Goal 1 =>
Repeat the records word for word, from their first line through the line that contains "hand-panel-badge-text: B+L: [298, 873, 328, 931]", including both ends.

Selected excerpt =>
++++++++++++++++++++
# Copley all groomed



## Merlins mom (Jun 20, 2007)

Oh that face, that precious adorable face. I'm in love!


----------



## Ljilly28 (Jan 22, 2008)




----------



## CarolinaCasey (Jun 1, 2007)

What a cutie! That little face, I could just kiss it!


----------



## inge (Sep 20, 2009)

Beautiful! Pictures and puppy...


----------



## Ljilly28 (Jan 22, 2008)

Any advice on what to do with the whiskers? Leave them or trim them?


----------



## jwemt81 (Aug 20, 2008)

What a face! I think he and Tyson are very close in age. Tyson had a bath yesterday and I just finishing trimming up his feet and ears. :bowl:


----------



## Oaklys Dad (Dec 28, 2005)

What a sweet face on that boy.


----------



## Eleanor's Mom (Nov 6, 2009)

What a sweet face- He is adorable.


----------



## BearValley (Nov 30, 2008)

Ljilly28 said:


> Any advice on what to do with the whiskers? Leave them or trim them?


Please leave them. I've never been a fan of trimming them.

Your timing is funny, I was just thinking of him this morning and that it was time for some new pictures. 

He is gorgeous.

.


----------



## ggdenny (Nov 2, 2008)

Wow, is he ever beautiful! I would love to kiss his little nose.


----------



## Ljilly28 (Jan 22, 2008)

I hope Stan&Ollie will post some photos of littermate Orange Boy. I am dying to see him.


----------



## Laurie (Sep 20, 2009)

Copley is gorgeous.......just want to squeeze him!!!


----------



## Bogey's Mom (Dec 23, 2008)

I trim Ace's whiskers a little shorter because they hang in his eyes, but if he's not having any problems I say leave them.


----------



## scottbldr (Aug 29, 2009)

I just love this picture...what a cute puppy!

Bob



Ljilly28 said:


>


----------



## kaysy (Jan 9, 2010)

I have GOT to stop looking at this forum or I'm going to end up with another puppy!! He's darling.


----------



## AmbikaGR (Dec 31, 2007)

He is just too cute for words!


----------



## Tahnee GR (Aug 26, 2006)

Definitely leave the whiskers. He is just gorgeous!!


----------



## mist (Jun 23, 2007)

he has the most adorable profile


----------



## mylissyk (Feb 25, 2007)

I bet you spend all day smooshing his face and kissing his nose!
++++++++++++++++++++
Exercise material =>
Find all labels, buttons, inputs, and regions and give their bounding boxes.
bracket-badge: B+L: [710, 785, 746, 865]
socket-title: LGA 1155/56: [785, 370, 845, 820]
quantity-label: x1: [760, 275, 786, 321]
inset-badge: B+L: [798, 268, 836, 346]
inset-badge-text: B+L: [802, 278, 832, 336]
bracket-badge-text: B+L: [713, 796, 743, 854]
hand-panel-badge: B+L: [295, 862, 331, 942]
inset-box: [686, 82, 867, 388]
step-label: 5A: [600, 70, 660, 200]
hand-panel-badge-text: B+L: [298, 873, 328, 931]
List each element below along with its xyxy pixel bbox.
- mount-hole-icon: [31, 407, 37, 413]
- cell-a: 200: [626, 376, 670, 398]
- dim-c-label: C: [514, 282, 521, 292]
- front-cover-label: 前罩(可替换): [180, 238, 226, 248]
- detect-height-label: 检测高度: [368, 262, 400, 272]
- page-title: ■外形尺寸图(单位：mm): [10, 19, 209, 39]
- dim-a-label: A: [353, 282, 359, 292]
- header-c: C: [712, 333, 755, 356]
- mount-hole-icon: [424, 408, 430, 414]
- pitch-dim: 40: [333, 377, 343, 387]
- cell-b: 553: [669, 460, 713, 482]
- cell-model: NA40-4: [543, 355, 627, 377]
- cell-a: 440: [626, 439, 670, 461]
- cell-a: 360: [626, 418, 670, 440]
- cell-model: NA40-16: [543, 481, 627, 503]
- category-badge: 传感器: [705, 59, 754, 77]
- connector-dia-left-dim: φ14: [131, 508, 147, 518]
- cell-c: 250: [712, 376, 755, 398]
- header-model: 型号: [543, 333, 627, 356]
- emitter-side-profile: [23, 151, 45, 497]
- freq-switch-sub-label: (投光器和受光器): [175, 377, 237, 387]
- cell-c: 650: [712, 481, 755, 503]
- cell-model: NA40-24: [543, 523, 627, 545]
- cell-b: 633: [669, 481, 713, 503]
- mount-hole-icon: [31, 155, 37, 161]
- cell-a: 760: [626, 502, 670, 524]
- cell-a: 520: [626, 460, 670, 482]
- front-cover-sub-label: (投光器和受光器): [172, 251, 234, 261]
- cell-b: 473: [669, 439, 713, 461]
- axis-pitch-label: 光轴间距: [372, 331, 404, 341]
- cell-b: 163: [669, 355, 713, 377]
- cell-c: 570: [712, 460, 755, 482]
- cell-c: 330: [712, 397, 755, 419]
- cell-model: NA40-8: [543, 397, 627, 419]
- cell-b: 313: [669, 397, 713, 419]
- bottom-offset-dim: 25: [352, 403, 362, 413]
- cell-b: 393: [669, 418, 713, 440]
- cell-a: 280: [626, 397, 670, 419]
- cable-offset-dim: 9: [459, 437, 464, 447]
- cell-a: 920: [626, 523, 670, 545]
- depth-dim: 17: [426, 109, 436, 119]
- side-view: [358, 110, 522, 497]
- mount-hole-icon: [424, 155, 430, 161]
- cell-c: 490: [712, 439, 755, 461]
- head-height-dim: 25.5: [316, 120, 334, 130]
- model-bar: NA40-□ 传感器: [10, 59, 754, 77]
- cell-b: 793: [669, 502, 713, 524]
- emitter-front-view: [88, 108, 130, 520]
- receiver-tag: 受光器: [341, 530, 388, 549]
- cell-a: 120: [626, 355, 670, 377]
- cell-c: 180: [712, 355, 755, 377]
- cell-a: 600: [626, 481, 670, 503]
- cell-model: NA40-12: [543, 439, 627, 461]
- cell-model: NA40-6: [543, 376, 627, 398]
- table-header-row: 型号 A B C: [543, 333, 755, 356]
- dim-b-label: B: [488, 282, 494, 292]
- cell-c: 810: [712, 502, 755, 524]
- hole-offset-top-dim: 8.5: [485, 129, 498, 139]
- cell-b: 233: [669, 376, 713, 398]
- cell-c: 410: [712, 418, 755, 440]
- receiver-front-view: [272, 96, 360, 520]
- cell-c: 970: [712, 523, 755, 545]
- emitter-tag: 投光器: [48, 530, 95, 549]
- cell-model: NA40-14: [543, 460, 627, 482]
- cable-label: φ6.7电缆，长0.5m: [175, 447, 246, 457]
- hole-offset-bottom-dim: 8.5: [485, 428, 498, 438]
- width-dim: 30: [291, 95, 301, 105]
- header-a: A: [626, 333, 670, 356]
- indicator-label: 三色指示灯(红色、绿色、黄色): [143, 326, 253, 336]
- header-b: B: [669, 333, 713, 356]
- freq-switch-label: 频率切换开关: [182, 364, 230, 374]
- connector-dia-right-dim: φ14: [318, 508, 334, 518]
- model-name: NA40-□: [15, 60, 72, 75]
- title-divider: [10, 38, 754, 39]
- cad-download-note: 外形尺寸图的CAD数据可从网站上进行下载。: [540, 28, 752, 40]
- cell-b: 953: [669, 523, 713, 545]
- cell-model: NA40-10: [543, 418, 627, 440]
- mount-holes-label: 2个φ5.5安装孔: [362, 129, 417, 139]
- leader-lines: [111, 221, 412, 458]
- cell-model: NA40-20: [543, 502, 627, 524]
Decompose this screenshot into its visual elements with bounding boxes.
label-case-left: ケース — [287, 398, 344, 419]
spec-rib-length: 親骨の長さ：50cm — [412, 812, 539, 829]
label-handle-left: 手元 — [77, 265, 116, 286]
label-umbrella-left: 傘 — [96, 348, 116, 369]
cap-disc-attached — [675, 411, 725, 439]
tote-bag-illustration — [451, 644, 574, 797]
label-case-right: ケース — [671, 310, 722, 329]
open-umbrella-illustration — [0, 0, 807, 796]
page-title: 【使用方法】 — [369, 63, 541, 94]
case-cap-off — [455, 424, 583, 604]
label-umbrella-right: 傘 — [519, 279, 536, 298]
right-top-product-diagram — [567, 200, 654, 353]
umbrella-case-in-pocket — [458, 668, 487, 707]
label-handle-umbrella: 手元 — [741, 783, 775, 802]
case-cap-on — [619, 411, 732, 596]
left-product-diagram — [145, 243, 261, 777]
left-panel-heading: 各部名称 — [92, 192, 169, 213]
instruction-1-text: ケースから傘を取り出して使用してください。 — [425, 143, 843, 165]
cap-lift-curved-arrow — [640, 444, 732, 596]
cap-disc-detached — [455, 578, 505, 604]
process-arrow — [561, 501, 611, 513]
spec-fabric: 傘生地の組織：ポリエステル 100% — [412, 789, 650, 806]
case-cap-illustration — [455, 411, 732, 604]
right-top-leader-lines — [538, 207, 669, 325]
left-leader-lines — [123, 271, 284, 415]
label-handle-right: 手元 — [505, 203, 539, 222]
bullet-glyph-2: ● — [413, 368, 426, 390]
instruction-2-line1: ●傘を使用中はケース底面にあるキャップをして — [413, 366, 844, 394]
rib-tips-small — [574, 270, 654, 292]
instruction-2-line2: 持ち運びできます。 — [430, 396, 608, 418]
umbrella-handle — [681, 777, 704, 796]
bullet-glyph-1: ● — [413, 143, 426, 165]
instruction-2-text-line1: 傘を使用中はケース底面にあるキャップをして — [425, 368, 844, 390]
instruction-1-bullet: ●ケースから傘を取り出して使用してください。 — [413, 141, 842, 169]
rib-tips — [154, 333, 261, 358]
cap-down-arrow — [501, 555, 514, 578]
++++++++++++++++++++
Goal 2 =>
Reproduce the part of the forum thread about Copley's grooming that opens with the words "I hope Stan&Ollie" and closes with "to squeeze him!!!", copying it character for character.

Task solution 1 =>
Find all labels, buttons, inputs, and regions and give their bounding boxes.
bracket-badge: B+L: [710, 785, 746, 865]
socket-title: LGA 1155/56: [785, 370, 845, 820]
quantity-label: x1: [760, 275, 786, 321]
inset-badge: B+L: [798, 268, 836, 346]
inset-badge-text: B+L: [802, 278, 832, 336]
bracket-badge-text: B+L: [713, 796, 743, 854]
hand-panel-badge: B+L: [295, 862, 331, 942]
inset-box: [686, 82, 867, 388]
step-label: 5A: [600, 70, 660, 200]
hand-panel-badge-text: B+L: [298, 873, 328, 931]

Task solution 2 =>
I hope Stan&Ollie will post some photos of littermate Orange Boy. I am dying to see him.


----------



## Laurie (Sep 20, 2009)

Copley is gorgeous.......just want to squeeze him!!!